*Short task*
Print everything from the line containing "table-row: Tracking Number" down to the line containing "workflows-button[interactable]: Workflows: [662, 15, 754, 47]", both included, keeping each line unchanged.

(Image-based layout entries)
+++++

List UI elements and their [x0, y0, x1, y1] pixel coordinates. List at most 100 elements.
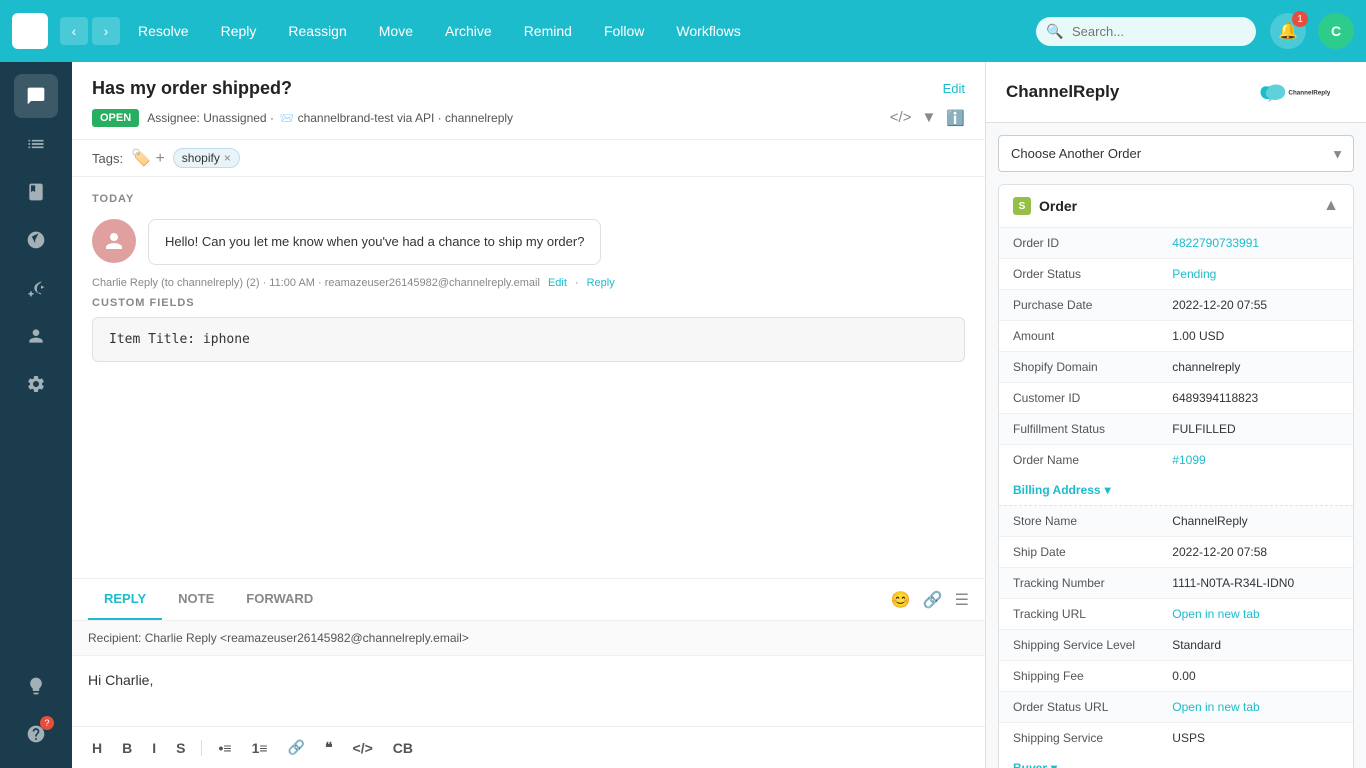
table-row: Tracking Number 1111-N0TA-R34L-IDN0: [999, 568, 1353, 599]
shopify-domain-value: channelreply: [1158, 352, 1353, 383]
amount-value: 1.00 USD: [1158, 321, 1353, 352]
assignee-text: Assignee: Unassigned · 📨 channelbrand-te…: [147, 111, 513, 125]
field-label: Tracking Number: [999, 568, 1158, 599]
right-panel-content: Choose Another Order ▼ S Order ▲ Order I…: [986, 123, 1366, 768]
sidebar-item-help[interactable]: ?: [14, 712, 58, 756]
workflows-button[interactable]: Workflows: [662, 15, 754, 47]
remove-tag-button[interactable]: ×: [224, 151, 231, 165]
order-select[interactable]: Choose Another Order: [998, 135, 1354, 172]
field-label: Ship Date: [999, 537, 1158, 568]
order-select-wrapper: Choose Another Order ▼: [998, 135, 1354, 172]
toolbar-bold[interactable]: B: [118, 736, 136, 760]
sidebar-item-reports[interactable]: [14, 122, 58, 166]
customer-id-value: 6489394118823: [1158, 383, 1353, 414]
tracking-url-value[interactable]: Open in new tab: [1158, 599, 1353, 630]
toolbar-quote[interactable]: ❝: [321, 735, 337, 760]
notification-badge: 1: [1292, 11, 1308, 27]
tracking-number-value: 1111-N0TA-R34L-IDN0: [1158, 568, 1353, 599]
tab-forward[interactable]: FORWARD: [230, 579, 329, 620]
follow-button[interactable]: Follow: [590, 15, 658, 47]
order-name-value[interactable]: #1099: [1158, 445, 1353, 476]
emoji-icon[interactable]: 😊: [891, 590, 911, 610]
filter-icon[interactable]: ▼: [921, 109, 936, 127]
table-row: Shipping Service USPS: [999, 723, 1353, 754]
toolbar-heading[interactable]: H: [88, 736, 106, 760]
sidebar-item-chat[interactable]: [14, 74, 58, 118]
move-button[interactable]: Move: [365, 15, 427, 47]
avatar[interactable]: C: [1318, 13, 1354, 49]
table-row: Shopify Domain channelreply: [999, 352, 1353, 383]
toolbar-link[interactable]: 🔗: [284, 735, 309, 760]
custom-fields-content: Item Title: iphone: [92, 317, 965, 362]
resolve-button[interactable]: Resolve: [124, 15, 203, 47]
reply-panel: REPLY NOTE FORWARD 😊 🔗 ☰ Recipient: Char…: [72, 578, 985, 768]
toolbar-separator: [201, 740, 202, 756]
nav-back-button[interactable]: ‹: [60, 17, 88, 45]
order-card: S Order ▲ Order ID 4822790733991 Order S…: [998, 184, 1354, 768]
sidebar-item-compass[interactable]: [14, 218, 58, 262]
billing-address-section[interactable]: Billing Address ▾: [999, 475, 1353, 506]
table-row: Amount 1.00 USD: [999, 321, 1353, 352]
link-icon[interactable]: 🔗: [923, 590, 943, 610]
table-row: Shipping Service Level Standard: [999, 630, 1353, 661]
toolbar-strikethrough[interactable]: S: [172, 736, 189, 760]
tab-note[interactable]: NOTE: [162, 579, 230, 620]
field-label: Purchase Date: [999, 290, 1158, 321]
template-icon[interactable]: ☰: [955, 590, 969, 610]
field-label: Tracking URL: [999, 599, 1158, 630]
reply-body[interactable]: Hi Charlie,: [72, 656, 985, 726]
order-id-value[interactable]: 4822790733991: [1158, 228, 1353, 259]
code-icon[interactable]: </>: [890, 109, 912, 127]
search-input[interactable]: [1036, 17, 1256, 46]
table-row: Order ID 4822790733991: [999, 228, 1353, 259]
edit-link[interactable]: Edit: [943, 81, 965, 96]
chevron-down-icon: ▾: [1105, 483, 1111, 497]
table-row: Store Name ChannelReply: [999, 506, 1353, 537]
shopify-icon: S: [1013, 197, 1031, 215]
archive-button[interactable]: Archive: [431, 15, 506, 47]
tags-row: Tags: 🏷️ + shopify ×: [72, 140, 985, 177]
field-label: Shipping Service Level: [999, 630, 1158, 661]
channelreply-logo-svg: ChannelReply: [1256, 78, 1346, 106]
sidebar-item-bulb[interactable]: [14, 664, 58, 708]
info-icon[interactable]: ℹ️: [946, 109, 965, 127]
toolbar-codeblock[interactable]: CB: [389, 736, 417, 760]
order-status-url-value[interactable]: Open in new tab: [1158, 692, 1353, 723]
svg-text:ChannelReply: ChannelReply: [1288, 89, 1330, 96]
table-row: Customer ID 6489394118823: [999, 383, 1353, 414]
add-tag-button[interactable]: 🏷️ +: [131, 148, 165, 168]
notifications-button[interactable]: 🔔 1: [1270, 13, 1306, 49]
message-footer: Charlie Reply (to channelreply) (2) · 11…: [92, 277, 965, 289]
buyer-section[interactable]: Buyer ▾: [999, 753, 1353, 768]
reassign-button[interactable]: Reassign: [274, 15, 360, 47]
collapse-order-button[interactable]: ▲: [1323, 197, 1339, 215]
order-more-fields-table: Store Name ChannelReply Ship Date 2022-1…: [999, 506, 1353, 753]
reply-tabs: REPLY NOTE FORWARD 😊 🔗 ☰: [72, 579, 985, 621]
sidebar-item-settings[interactable]: [14, 362, 58, 406]
field-label: Shipping Fee: [999, 661, 1158, 692]
tab-reply[interactable]: REPLY: [88, 579, 162, 620]
conversation-title: Has my order shipped?: [92, 78, 292, 99]
field-label: Order Status URL: [999, 692, 1158, 723]
field-label: Order ID: [999, 228, 1158, 259]
fulfillment-status-value: FULFILLED: [1158, 414, 1353, 445]
message-reply-link[interactable]: Reply: [587, 277, 615, 289]
toolbar-ordered-list[interactable]: 1≡: [248, 736, 272, 760]
custom-fields-label: CUSTOM FIELDS: [92, 297, 965, 309]
order-status-value[interactable]: Pending: [1158, 259, 1353, 290]
toolbar-code[interactable]: </>: [349, 736, 377, 760]
customer-avatar: [92, 219, 136, 263]
right-panel-title: ChannelReply: [1006, 82, 1119, 102]
nav-forward-button[interactable]: ›: [92, 17, 120, 45]
toolbar-italic[interactable]: I: [148, 736, 160, 760]
message-edit-link[interactable]: Edit: [548, 277, 567, 289]
toolbar-unordered-list[interactable]: •≡: [214, 736, 235, 760]
sidebar-item-campaigns[interactable]: [14, 266, 58, 310]
remind-button[interactable]: Remind: [510, 15, 586, 47]
reply-button[interactable]: Reply: [207, 15, 271, 47]
right-panel: ChannelReply ChannelReply Choose Another…: [986, 62, 1366, 768]
shipping-service-level-value: Standard: [1158, 630, 1353, 661]
sidebar-item-contacts[interactable]: [14, 314, 58, 358]
sidebar-item-knowledge[interactable]: [14, 170, 58, 214]
chevron-down-icon: ▾: [1051, 761, 1057, 768]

+++++

*Task solution*
table-row: Tracking Number 1111-N0TA-R34L-IDN0: [999, 568, 1353, 599]
shopify-domain-value: channelreply: [1158, 352, 1353, 383]
amount-value: 1.00 USD: [1158, 321, 1353, 352]
assignee-text: Assignee: Unassigned · 📨 channelbrand-te…: [147, 111, 513, 125]
field-label: Tracking Number: [999, 568, 1158, 599]
right-panel-content: Choose Another Order ▼ S Order ▲ Order I…: [986, 123, 1366, 768]
sidebar-item-help[interactable]: ?: [14, 712, 58, 756]
workflows-button[interactable]: Workflows: [662, 15, 754, 47]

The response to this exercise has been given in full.